# WHAT YOU ARE ASKED TO DO
An exact copy of the records is required, minus the pictures they hold.

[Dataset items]
++++++++
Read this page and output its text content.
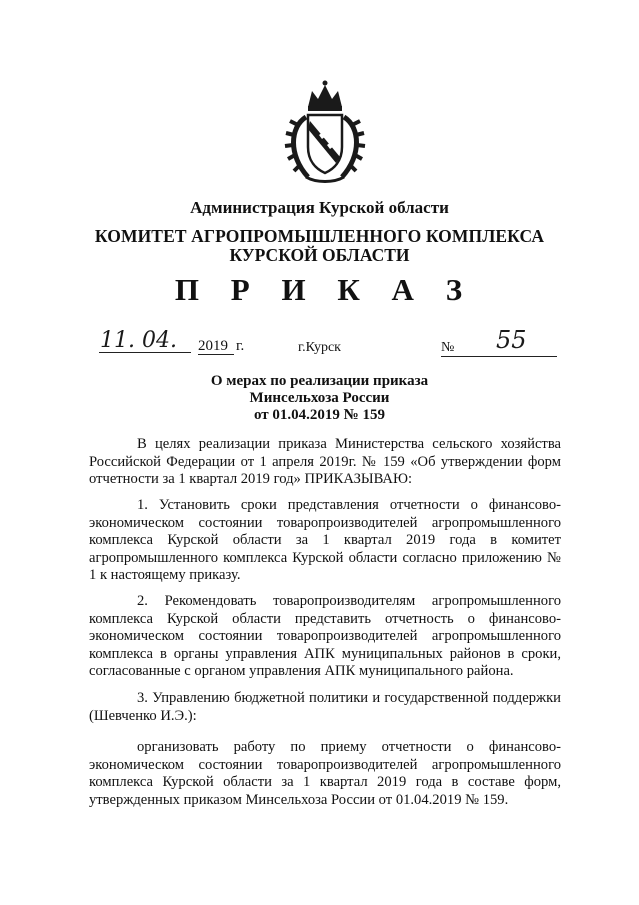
Администрация Курской области
КОМИТЕТ АГРОПРОМЫШЛЕННОГО КОМПЛЕКСА
КУРСКОЙ ОБЛАСТИ
П Р И К А З
11. 04. 2019 г.	г.Курск	№ 55
О мерах по реализации приказа
Минсельхоза России
от 01.04.2019 № 159

В целях реализации приказа Министерства сельского хозяйства Российской Федерации от 1 апреля 2019г. № 159 «Об утверждении форм отчетности за 1 квартал 2019 год» ПРИКАЗЫВАЮ:

1. Установить сроки представления отчетности о финансово-экономическом состоянии товаропроизводителей агропромышленного комплекса Курской области за 1 квартал 2019 года в комитет агропромышленного комплекса Курской области согласно приложению № 1 к настоящему приказу.

2. Рекомендовать товаропроизводителям агропромышленного комплекса Курской области представить отчетность о финансово-экономическом состоянии товаропроизводителей агропромышленного комплекса в органы управления АПК муниципальных районов в сроки, согласованные с органом управления АПК муниципального района.

3. Управлению бюджетной политики и государственной поддержки (Шевченко И.Э.):

организовать работу по приему отчетности о финансово-экономическом состоянии товаропроизводителей агропромышленного комплекса Курской области за 1 квартал 2019 года в составе форм, утвержденных приказом Минсельхоза России от 01.04.2019 № 159.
++++++++
# OUTPUT OF THE EXERCISE
Read this page and output its text content.
Администрация Курской области
КОМИТЕТ АГРОПРОМЫШЛЕННОГО КОМПЛЕКСА
КУРСКОЙ ОБЛАСТИ
П Р И К А З
11. 04. 2019 г.	г.Курск	№ 55
О мерах по реализации приказа
Минсельхоза России
от 01.04.2019 № 159

В целях реализации приказа Министерства сельского хозяйства Российской Федерации от 1 апреля 2019г. № 159 «Об утверждении форм отчетности за 1 квартал 2019 год» ПРИКАЗЫВАЮ:

1. Установить сроки представления отчетности о финансово-экономическом состоянии товаропроизводителей агропромышленного комплекса Курской области за 1 квартал 2019 года в комитет агропромышленного комплекса Курской области согласно приложению № 1 к настоящему приказу.

2. Рекомендовать товаропроизводителям агропромышленного комплекса Курской области представить отчетность о финансово-экономическом состоянии товаропроизводителей агропромышленного комплекса в органы управления АПК муниципальных районов в сроки, согласованные с органом управления АПК муниципального района.

3. Управлению бюджетной политики и государственной поддержки (Шевченко И.Э.):

организовать работу по приему отчетности о финансово-экономическом состоянии товаропроизводителей агропромышленного комплекса Курской области за 1 квартал 2019 года в составе форм, утвержденных приказом Минсельхоза России от 01.04.2019 № 159.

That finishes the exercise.